Or, Apple sells the XR at $499, which I think for some folks could be a better
deal. It gets you a more modern form factor, should have a better camera, and
will definitely have better battery life than the SE under heavy load. Also,
in my opinion, the gesture-based system found on iPhone X-style iPhones is
greatly superior to home button equipped iPhones.

The XR (or the 11) is on the larger side, though. The best thing that Apple
sells that’s as small as possible is the iPhone 11 Pro. You could pick up an
Xs or X instead to save money - but the 11 Pro has much better battery life
than those. Still, all options will get you to the end of the day with light
usage.

Don’t forget to buy any storage upgrade you need up front. Don’t forget to
check Apple’s own refurbished store, which sells devices that are essentially
new with the same warranty at a discount.

I don’t even think Android is a decent consideration for what you want unless
you specifically shop for something that works well with custom ROMs. Android
software support is just too short. And it really sounds like you want a phone
that doesn’t eat up your time with tinkering and tweaking, Apple fits that
bill. And you want to take pictures - with Apple you basically just can’t go
wrong with the cameras. They’re always simple and fast, with unopinionated
results.

For small-ish phones, probably the only decent Android choices are the Sony
Xperia Compact line or the smallest Google Pixel phones. Almost everything
Android is huge. I believe this is due to their poor battery optimization
where every device needs a 4,000 Mah battery just to get through the day.

The Pixel 3A could work for you but it isn’t sold with more than 64GB of
storage and it’s a lot slower than the new iPhone SE.

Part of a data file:

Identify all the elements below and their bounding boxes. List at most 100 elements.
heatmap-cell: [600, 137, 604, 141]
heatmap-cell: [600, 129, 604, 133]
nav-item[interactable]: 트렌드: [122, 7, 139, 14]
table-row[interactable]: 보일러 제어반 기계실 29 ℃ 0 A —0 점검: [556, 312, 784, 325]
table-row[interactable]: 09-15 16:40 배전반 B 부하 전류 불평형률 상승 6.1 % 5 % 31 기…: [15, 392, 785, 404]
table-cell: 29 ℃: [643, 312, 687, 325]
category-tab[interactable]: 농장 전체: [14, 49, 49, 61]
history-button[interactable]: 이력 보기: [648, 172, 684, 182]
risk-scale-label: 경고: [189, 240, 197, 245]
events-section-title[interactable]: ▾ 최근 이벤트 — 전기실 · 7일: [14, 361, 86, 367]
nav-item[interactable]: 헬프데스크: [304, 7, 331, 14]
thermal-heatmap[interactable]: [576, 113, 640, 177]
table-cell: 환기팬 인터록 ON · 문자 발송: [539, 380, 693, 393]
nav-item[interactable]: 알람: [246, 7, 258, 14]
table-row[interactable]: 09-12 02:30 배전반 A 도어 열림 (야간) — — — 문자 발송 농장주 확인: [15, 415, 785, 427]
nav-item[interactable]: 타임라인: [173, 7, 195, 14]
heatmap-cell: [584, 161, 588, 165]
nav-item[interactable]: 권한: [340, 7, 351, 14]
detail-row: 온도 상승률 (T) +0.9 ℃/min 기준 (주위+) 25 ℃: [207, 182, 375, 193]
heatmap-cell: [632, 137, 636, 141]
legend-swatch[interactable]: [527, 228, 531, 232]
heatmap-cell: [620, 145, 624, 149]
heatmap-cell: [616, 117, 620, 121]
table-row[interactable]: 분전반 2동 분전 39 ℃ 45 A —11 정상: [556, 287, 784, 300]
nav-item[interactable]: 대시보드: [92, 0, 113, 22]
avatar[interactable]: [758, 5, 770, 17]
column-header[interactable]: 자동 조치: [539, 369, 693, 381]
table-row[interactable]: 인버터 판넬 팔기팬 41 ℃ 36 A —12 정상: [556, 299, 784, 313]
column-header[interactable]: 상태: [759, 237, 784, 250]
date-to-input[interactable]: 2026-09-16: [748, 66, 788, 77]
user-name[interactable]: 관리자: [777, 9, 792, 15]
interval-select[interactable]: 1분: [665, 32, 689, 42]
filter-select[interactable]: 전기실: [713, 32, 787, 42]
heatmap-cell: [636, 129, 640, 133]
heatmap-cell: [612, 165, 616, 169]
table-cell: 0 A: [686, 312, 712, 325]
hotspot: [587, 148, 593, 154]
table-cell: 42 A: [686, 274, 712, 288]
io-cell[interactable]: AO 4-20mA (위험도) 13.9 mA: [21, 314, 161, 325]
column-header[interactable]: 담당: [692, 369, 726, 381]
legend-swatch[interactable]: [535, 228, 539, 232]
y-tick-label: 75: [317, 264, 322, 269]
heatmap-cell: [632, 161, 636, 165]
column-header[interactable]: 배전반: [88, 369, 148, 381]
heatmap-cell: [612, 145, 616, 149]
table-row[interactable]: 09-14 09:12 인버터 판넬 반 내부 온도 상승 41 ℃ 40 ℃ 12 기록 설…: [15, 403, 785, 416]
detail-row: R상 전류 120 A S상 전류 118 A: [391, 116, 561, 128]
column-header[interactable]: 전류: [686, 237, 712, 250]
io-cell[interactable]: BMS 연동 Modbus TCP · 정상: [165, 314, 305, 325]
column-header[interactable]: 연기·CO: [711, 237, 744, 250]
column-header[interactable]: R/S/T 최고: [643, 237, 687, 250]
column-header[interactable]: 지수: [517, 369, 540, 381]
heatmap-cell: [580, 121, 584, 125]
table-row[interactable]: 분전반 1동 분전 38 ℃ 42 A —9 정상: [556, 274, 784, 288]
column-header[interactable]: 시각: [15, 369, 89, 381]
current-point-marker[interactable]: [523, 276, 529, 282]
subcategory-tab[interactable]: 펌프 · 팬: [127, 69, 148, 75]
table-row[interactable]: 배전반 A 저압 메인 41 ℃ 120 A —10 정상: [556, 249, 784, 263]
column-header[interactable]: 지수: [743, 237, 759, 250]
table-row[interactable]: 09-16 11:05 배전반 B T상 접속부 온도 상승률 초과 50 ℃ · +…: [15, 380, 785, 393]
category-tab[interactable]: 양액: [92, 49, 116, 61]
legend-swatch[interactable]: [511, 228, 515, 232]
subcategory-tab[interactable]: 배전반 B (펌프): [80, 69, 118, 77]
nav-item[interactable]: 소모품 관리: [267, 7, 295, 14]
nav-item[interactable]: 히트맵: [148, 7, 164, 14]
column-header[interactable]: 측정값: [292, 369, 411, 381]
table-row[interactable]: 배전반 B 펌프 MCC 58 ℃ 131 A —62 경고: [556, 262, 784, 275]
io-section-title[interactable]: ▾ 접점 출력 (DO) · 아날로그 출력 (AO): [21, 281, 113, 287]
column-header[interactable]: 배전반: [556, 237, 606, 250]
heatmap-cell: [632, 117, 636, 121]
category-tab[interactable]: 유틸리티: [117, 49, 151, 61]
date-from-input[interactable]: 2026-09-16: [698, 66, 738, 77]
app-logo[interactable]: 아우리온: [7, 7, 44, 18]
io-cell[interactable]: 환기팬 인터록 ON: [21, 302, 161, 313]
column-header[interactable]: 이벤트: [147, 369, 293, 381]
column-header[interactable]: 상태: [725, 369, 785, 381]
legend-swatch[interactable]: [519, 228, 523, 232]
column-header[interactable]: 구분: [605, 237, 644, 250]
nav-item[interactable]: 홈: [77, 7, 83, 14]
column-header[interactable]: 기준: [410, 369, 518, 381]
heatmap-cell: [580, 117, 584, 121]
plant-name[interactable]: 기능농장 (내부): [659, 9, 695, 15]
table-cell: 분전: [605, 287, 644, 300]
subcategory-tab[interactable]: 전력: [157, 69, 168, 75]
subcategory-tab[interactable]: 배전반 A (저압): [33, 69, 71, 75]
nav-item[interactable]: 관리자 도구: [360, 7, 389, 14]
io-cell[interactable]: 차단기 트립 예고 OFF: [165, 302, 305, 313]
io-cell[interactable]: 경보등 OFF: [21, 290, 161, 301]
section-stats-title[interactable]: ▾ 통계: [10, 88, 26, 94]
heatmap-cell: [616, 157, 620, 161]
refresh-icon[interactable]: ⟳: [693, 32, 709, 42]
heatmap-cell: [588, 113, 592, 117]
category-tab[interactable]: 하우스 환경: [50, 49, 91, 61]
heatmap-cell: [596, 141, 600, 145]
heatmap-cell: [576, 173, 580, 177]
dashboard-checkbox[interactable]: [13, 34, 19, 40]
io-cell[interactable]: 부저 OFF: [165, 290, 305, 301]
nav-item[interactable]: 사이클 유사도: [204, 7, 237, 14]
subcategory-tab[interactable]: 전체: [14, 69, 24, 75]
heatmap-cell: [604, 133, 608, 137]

## Exercises
A. Copy the smartphone advice text from the words "The XR (or the" through "at a discount.", and substitute "guarantee" for "warranty".
B. Proceed with the smartphone advice text, writing on from its final sentence.

## The answers
A.
The XR (or the 11) is on the larger side, though. The best thing that Apple
sells that’s as small as possible is the iPhone 11 Pro. You could pick up an
Xs or X instead to save money - but the 11 Pro has much better battery life
than those. Still, all options will get you to the end of the day with light
usage.

Don’t forget to buy any storage upgrade you need up front. Don’t forget to
check Apple’s own refurbished store, which sells devices that are essentially
new with the same guarantee at a discount.

B.
Apple will get you at least 5 years of software updates (which is on an
increasing trend) with their phones since their release date. They have a high
resale value and migrating from one to another is a breeze. Even when you lose
software updates, the App Store and most apps continue to work for a long
time. Apple even recently patched FaceTime so that it wouldn’t break iOS 9
compatibility (which is 4 versions ago). In contrast, the original Pixel just
lost software updates, while its Apple contemporaries remain supported.

While the idea of owning a long-lasting phone like a ThinkPad is appealing, I
don’t really think it ends up making a lot of practical sense just given the
fact that phones aren’t really sold that way. I think that, on an economic
level, the best way to have a reliable supported phone at all times might be
to simply buy Apple’s 2 year old phone every year, and then sell it the next
year in favor whatever the next 2 year old phone is. If you do it that way you
essentially avoid the frontal depreciation and you’re probably spending $100 a
year or less on a phone after you sell the old one, and never losing software
support or running with a busted up phone.